Rewrite the records below with every instance of "age-group-label" replaced by "age-bracket-label", keeping everything else the same, and omit the pictures from your answer.

-*-

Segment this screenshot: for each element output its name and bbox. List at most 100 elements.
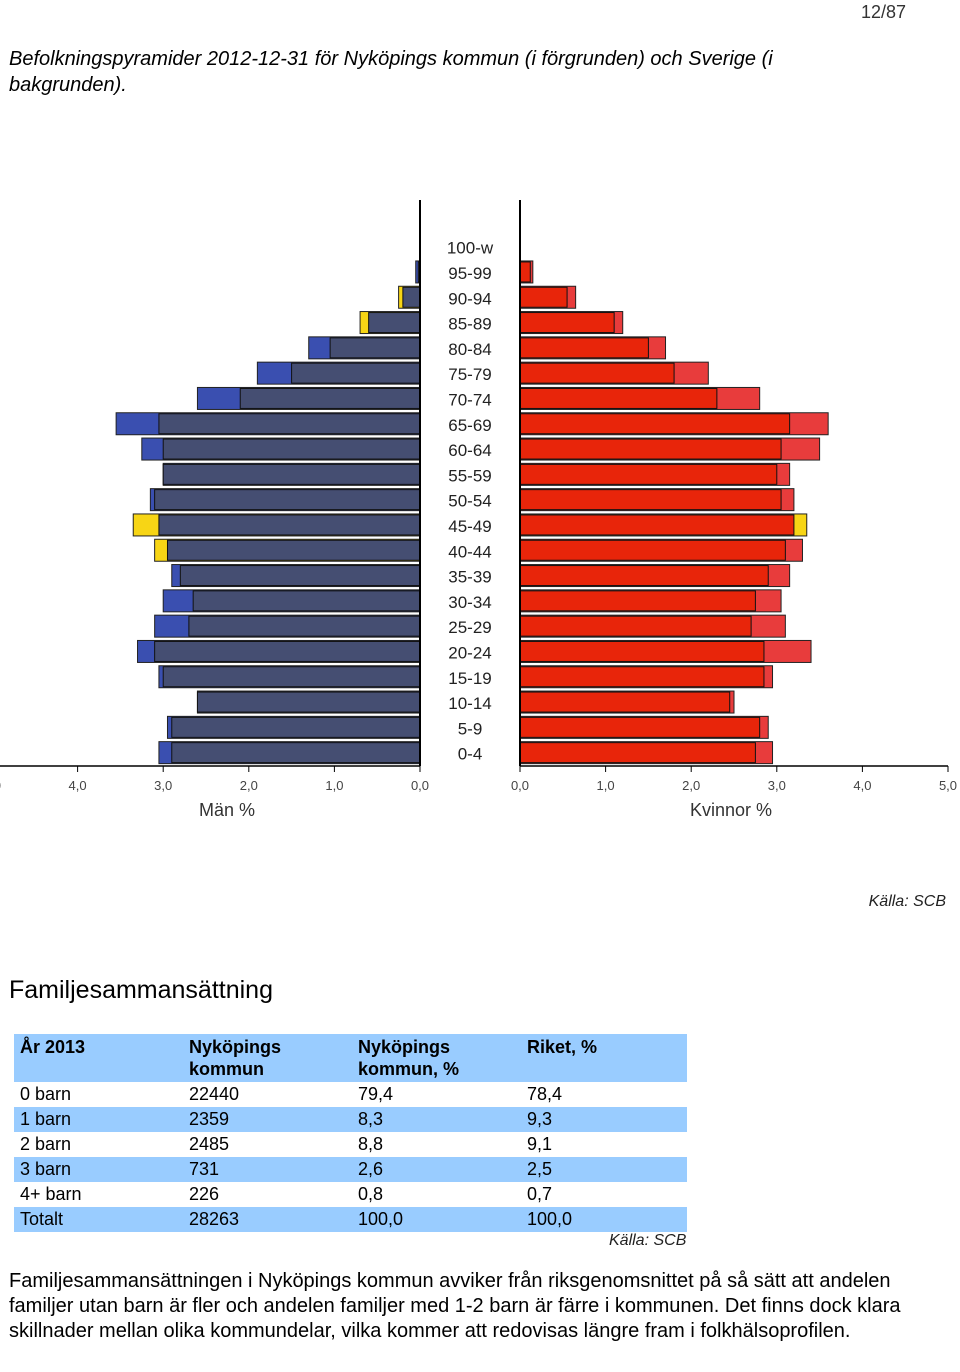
age-group-label: 80-84 bbox=[448, 340, 491, 359]
cell: 2485 bbox=[189, 1134, 230, 1154]
men-kommun-bar bbox=[171, 742, 421, 764]
population-pyramid-chart: 100-w 95-99 90-94 85-89 80-84 75-79 70-74 65-69… bbox=[0, 200, 957, 820]
age-group-label: 20-24 bbox=[448, 643, 491, 662]
bars-layer bbox=[115, 260, 829, 765]
cell: 8,8 bbox=[358, 1134, 384, 1154]
family-table: År 2013 Nyköpings kommun Nyköpings kommu… bbox=[14, 1034, 687, 1232]
men-kommun-bar bbox=[162, 438, 421, 460]
age-labels-layer: 100-w 95-99 90-94 85-89 80-84 75-79 70-74 65-69… bbox=[447, 239, 494, 764]
age-group-label: 55-59 bbox=[448, 466, 491, 485]
women-x-tick-label: 1,0 bbox=[597, 778, 615, 793]
men-kommun-bar bbox=[158, 514, 421, 536]
men-x-tick-label: 4,0 bbox=[69, 778, 87, 793]
women-kommun-bar bbox=[519, 337, 649, 359]
women-x-tick-label: 5,0 bbox=[939, 778, 957, 793]
women-x-tick-label: 3,0 bbox=[768, 778, 786, 793]
women-kommun-bar bbox=[519, 514, 795, 536]
cell: 2 barn bbox=[20, 1134, 72, 1154]
intro-text: Befolkningspyramider 2012-12-31 för Nykö… bbox=[9, 48, 773, 96]
men-x-tick-label: 0,0 bbox=[411, 778, 429, 793]
men-kommun-bar bbox=[402, 286, 421, 308]
age-group-label: 30-34 bbox=[448, 593, 491, 612]
age-group-label: 95-99 bbox=[448, 264, 491, 283]
women-kommun-bar bbox=[519, 565, 769, 587]
men-x-tick-label: 1,0 bbox=[325, 778, 343, 793]
men-kommun-bar bbox=[166, 539, 421, 561]
header-kommun: Nyköpings kommun bbox=[189, 1037, 282, 1079]
header-year: År 2013 bbox=[20, 1037, 86, 1057]
cell: 2359 bbox=[189, 1109, 230, 1129]
page-number: 12/87 bbox=[860, 2, 906, 22]
men-kommun-bar bbox=[179, 565, 421, 587]
cell: 0 barn bbox=[20, 1084, 72, 1104]
women-kommun-bar bbox=[519, 413, 791, 435]
table-row-total: Totalt 28263 100,0 100,0 bbox=[14, 1207, 687, 1232]
women-kommun-bar bbox=[519, 666, 765, 688]
table-row: 0 barn 22440 79,4 78,4 bbox=[14, 1082, 687, 1107]
cell: 731 bbox=[189, 1159, 220, 1179]
cell: 226 bbox=[189, 1184, 220, 1204]
men-axis-title: Män % bbox=[199, 800, 255, 820]
men-kommun-bar bbox=[196, 691, 421, 713]
women-kommun-bar bbox=[519, 387, 718, 409]
cell: 9,1 bbox=[527, 1134, 553, 1154]
women-kommun-bar bbox=[519, 261, 531, 283]
men-kommun-bar bbox=[158, 413, 421, 435]
cell: 0,8 bbox=[358, 1184, 384, 1204]
cell: 4+ barn bbox=[20, 1184, 82, 1204]
women-kommun-bar bbox=[519, 539, 786, 561]
men-x-tick-label: 3,0 bbox=[154, 778, 172, 793]
men-kommun-bar bbox=[154, 489, 421, 511]
age-group-label: 70-74 bbox=[448, 390, 491, 409]
women-kommun-bar bbox=[519, 463, 778, 485]
age-group-label: 10-14 bbox=[448, 694, 491, 713]
header-kommun-pct: Nyköpings kommun, % bbox=[358, 1037, 460, 1079]
cell: 100,0 bbox=[527, 1209, 573, 1229]
age-group-label: 25-29 bbox=[448, 618, 491, 637]
men-kommun-bar bbox=[162, 463, 421, 485]
women-kommun-bar bbox=[519, 438, 782, 460]
women-kommun-bar bbox=[519, 615, 752, 637]
women-kommun-bar bbox=[519, 286, 568, 308]
age-group-label: 65-69 bbox=[448, 416, 491, 435]
age-group-label: 85-89 bbox=[448, 315, 491, 334]
cell: 2,6 bbox=[358, 1159, 384, 1179]
cell: 79,4 bbox=[358, 1084, 394, 1104]
table-header-row: År 2013 Nyköpings kommun Nyköpings kommu… bbox=[14, 1034, 687, 1082]
men-x-tick-label: 5,0 bbox=[0, 778, 1, 793]
age-group-label: 90-94 bbox=[448, 289, 491, 308]
women-kommun-bar bbox=[519, 312, 615, 334]
axis-layer: 5,0 5,0 4,0 4,0 3,0 3,0 2,0 2,0 1,0 1,0 0,0 0,0 Män … bbox=[0, 200, 957, 820]
men-kommun-bar bbox=[329, 337, 421, 359]
men-kommun-bar bbox=[188, 615, 421, 637]
cell: 100,0 bbox=[358, 1209, 404, 1229]
men-kommun-bar bbox=[171, 716, 421, 738]
women-kommun-bar bbox=[519, 716, 761, 738]
women-kommun-bar bbox=[519, 362, 675, 384]
men-kommun-bar bbox=[192, 590, 421, 612]
cell: 3 barn bbox=[20, 1159, 72, 1179]
age-group-label: 15-19 bbox=[448, 669, 491, 688]
cell: 28263 bbox=[189, 1209, 240, 1229]
men-kommun-bar bbox=[239, 387, 421, 409]
women-kommun-bar bbox=[519, 640, 765, 662]
table-source: Källa: SCB bbox=[609, 1232, 687, 1249]
section-title: Familjesammansättning bbox=[9, 976, 273, 1004]
family-paragraph: Familjesammansättningen i Nyköpings komm… bbox=[9, 1270, 901, 1342]
age-group-label: 0-4 bbox=[458, 745, 483, 764]
age-group-label: 45-49 bbox=[448, 517, 491, 536]
men-kommun-bar bbox=[368, 312, 421, 334]
women-x-tick-label: 2,0 bbox=[682, 778, 700, 793]
cell: 8,3 bbox=[358, 1109, 384, 1129]
women-axis-title: Kvinnor % bbox=[690, 800, 772, 820]
chart-source: Källa: SCB bbox=[868, 893, 946, 910]
cell: 0,7 bbox=[527, 1184, 553, 1204]
cell: 2,5 bbox=[527, 1159, 553, 1179]
women-kommun-bar bbox=[519, 691, 731, 713]
header-riket-pct: Riket, % bbox=[527, 1037, 598, 1057]
cell: 9,3 bbox=[527, 1109, 553, 1129]
age-group-label: 50-54 bbox=[448, 492, 491, 511]
men-kommun-bar bbox=[291, 362, 421, 384]
cell: 1 barn bbox=[20, 1109, 72, 1129]
table-row: 4+ barn 226 0,8 0,7 bbox=[14, 1182, 687, 1207]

-*-

**Response for this exercise**
Segment this screenshot: for each element output its name and bbox. List at most 100 elements.
age-bracket-label: 80-84 bbox=[448, 340, 491, 359]
cell: 2485 bbox=[189, 1134, 230, 1154]
men-kommun-bar bbox=[171, 742, 421, 764]
population-pyramid-chart: 100-w 95-99 90-94 85-89 80-84 75-79 70-74 65-69… bbox=[0, 200, 957, 820]
age-bracket-label: 20-24 bbox=[448, 643, 491, 662]
bars-layer bbox=[115, 260, 829, 765]
cell: 8,8 bbox=[358, 1134, 384, 1154]
family-table: År 2013 Nyköpings kommun Nyköpings kommu… bbox=[14, 1034, 687, 1232]
men-kommun-bar bbox=[162, 438, 421, 460]
age-labels-layer: 100-w 95-99 90-94 85-89 80-84 75-79 70-74 65-69… bbox=[447, 239, 494, 764]
age-bracket-label: 55-59 bbox=[448, 466, 491, 485]
women-x-tick-label: 1,0 bbox=[597, 778, 615, 793]
men-kommun-bar bbox=[158, 514, 421, 536]
men-x-tick-label: 4,0 bbox=[69, 778, 87, 793]
women-kommun-bar bbox=[519, 337, 649, 359]
women-x-tick-label: 5,0 bbox=[939, 778, 957, 793]
women-x-tick-label: 3,0 bbox=[768, 778, 786, 793]
women-kommun-bar bbox=[519, 514, 795, 536]
cell: 2 barn bbox=[20, 1134, 72, 1154]
intro-text: Befolkningspyramider 2012-12-31 för Nykö… bbox=[9, 48, 773, 96]
men-x-tick-label: 0,0 bbox=[411, 778, 429, 793]
men-kommun-bar bbox=[402, 286, 421, 308]
age-bracket-label: 30-34 bbox=[448, 593, 491, 612]
age-bracket-label: 95-99 bbox=[448, 264, 491, 283]
women-kommun-bar bbox=[519, 565, 769, 587]
men-x-tick-label: 1,0 bbox=[325, 778, 343, 793]
men-kommun-bar bbox=[166, 539, 421, 561]
header-kommun: Nyköpings kommun bbox=[189, 1037, 282, 1079]
header-year: År 2013 bbox=[20, 1037, 86, 1057]
cell: 2359 bbox=[189, 1109, 230, 1129]
page-number: 12/87 bbox=[860, 2, 906, 22]
men-kommun-bar bbox=[179, 565, 421, 587]
cell: 0 barn bbox=[20, 1084, 72, 1104]
women-kommun-bar bbox=[519, 413, 791, 435]
table-row-total: Totalt 28263 100,0 100,0 bbox=[14, 1207, 687, 1232]
women-kommun-bar bbox=[519, 666, 765, 688]
table-row: 0 barn 22440 79,4 78,4 bbox=[14, 1082, 687, 1107]
cell: 731 bbox=[189, 1159, 220, 1179]
cell: 226 bbox=[189, 1184, 220, 1204]
men-axis-title: Män % bbox=[199, 800, 255, 820]
men-kommun-bar bbox=[196, 691, 421, 713]
women-kommun-bar bbox=[519, 387, 718, 409]
cell: 9,1 bbox=[527, 1134, 553, 1154]
women-kommun-bar bbox=[519, 261, 531, 283]
men-kommun-bar bbox=[158, 413, 421, 435]
cell: 0,8 bbox=[358, 1184, 384, 1204]
cell: 4+ barn bbox=[20, 1184, 82, 1204]
women-kommun-bar bbox=[519, 539, 786, 561]
men-x-tick-label: 3,0 bbox=[154, 778, 172, 793]
men-kommun-bar bbox=[154, 489, 421, 511]
age-bracket-label: 70-74 bbox=[448, 390, 491, 409]
women-kommun-bar bbox=[519, 463, 778, 485]
age-bracket-label: 10-14 bbox=[448, 694, 491, 713]
header-kommun-pct: Nyköpings kommun, % bbox=[358, 1037, 460, 1079]
cell: 100,0 bbox=[527, 1209, 573, 1229]
age-bracket-label: 25-29 bbox=[448, 618, 491, 637]
men-kommun-bar bbox=[162, 463, 421, 485]
women-kommun-bar bbox=[519, 438, 782, 460]
women-kommun-bar bbox=[519, 615, 752, 637]
women-kommun-bar bbox=[519, 286, 568, 308]
age-bracket-label: 65-69 bbox=[448, 416, 491, 435]
age-bracket-label: 85-89 bbox=[448, 315, 491, 334]
cell: 2,6 bbox=[358, 1159, 384, 1179]
cell: 79,4 bbox=[358, 1084, 394, 1104]
table-header-row: År 2013 Nyköpings kommun Nyköpings kommu… bbox=[14, 1034, 687, 1082]
men-x-tick-label: 5,0 bbox=[0, 778, 1, 793]
age-bracket-label: 90-94 bbox=[448, 289, 491, 308]
women-kommun-bar bbox=[519, 312, 615, 334]
axis-layer: 5,0 5,0 4,0 4,0 3,0 3,0 2,0 2,0 1,0 1,0 0,0 0,0 Män … bbox=[0, 200, 957, 820]
men-kommun-bar bbox=[329, 337, 421, 359]
men-kommun-bar bbox=[188, 615, 421, 637]
cell: 100,0 bbox=[358, 1209, 404, 1229]
men-kommun-bar bbox=[171, 716, 421, 738]
women-kommun-bar bbox=[519, 716, 761, 738]
women-kommun-bar bbox=[519, 362, 675, 384]
men-kommun-bar bbox=[192, 590, 421, 612]
cell: 3 barn bbox=[20, 1159, 72, 1179]
age-bracket-label: 15-19 bbox=[448, 669, 491, 688]
cell: 28263 bbox=[189, 1209, 240, 1229]
men-kommun-bar bbox=[239, 387, 421, 409]
women-kommun-bar bbox=[519, 640, 765, 662]
table-source: Källa: SCB bbox=[609, 1232, 687, 1249]
section-title: Familjesammansättning bbox=[9, 976, 273, 1004]
family-paragraph: Familjesammansättningen i Nyköpings komm… bbox=[9, 1270, 901, 1342]
age-bracket-label: 0-4 bbox=[458, 745, 483, 764]
age-bracket-label: 45-49 bbox=[448, 517, 491, 536]
men-kommun-bar bbox=[368, 312, 421, 334]
women-x-tick-label: 2,0 bbox=[682, 778, 700, 793]
cell: 8,3 bbox=[358, 1109, 384, 1129]
women-axis-title: Kvinnor % bbox=[690, 800, 772, 820]
chart-source: Källa: SCB bbox=[868, 893, 946, 910]
cell: 0,7 bbox=[527, 1184, 553, 1204]
cell: 2,5 bbox=[527, 1159, 553, 1179]
women-kommun-bar bbox=[519, 691, 731, 713]
header-riket-pct: Riket, % bbox=[527, 1037, 598, 1057]
cell: 9,3 bbox=[527, 1109, 553, 1129]
age-bracket-label: 50-54 bbox=[448, 492, 491, 511]
men-kommun-bar bbox=[291, 362, 421, 384]
cell: 1 barn bbox=[20, 1109, 72, 1129]
table-row: 4+ barn 226 0,8 0,7 bbox=[14, 1182, 687, 1207]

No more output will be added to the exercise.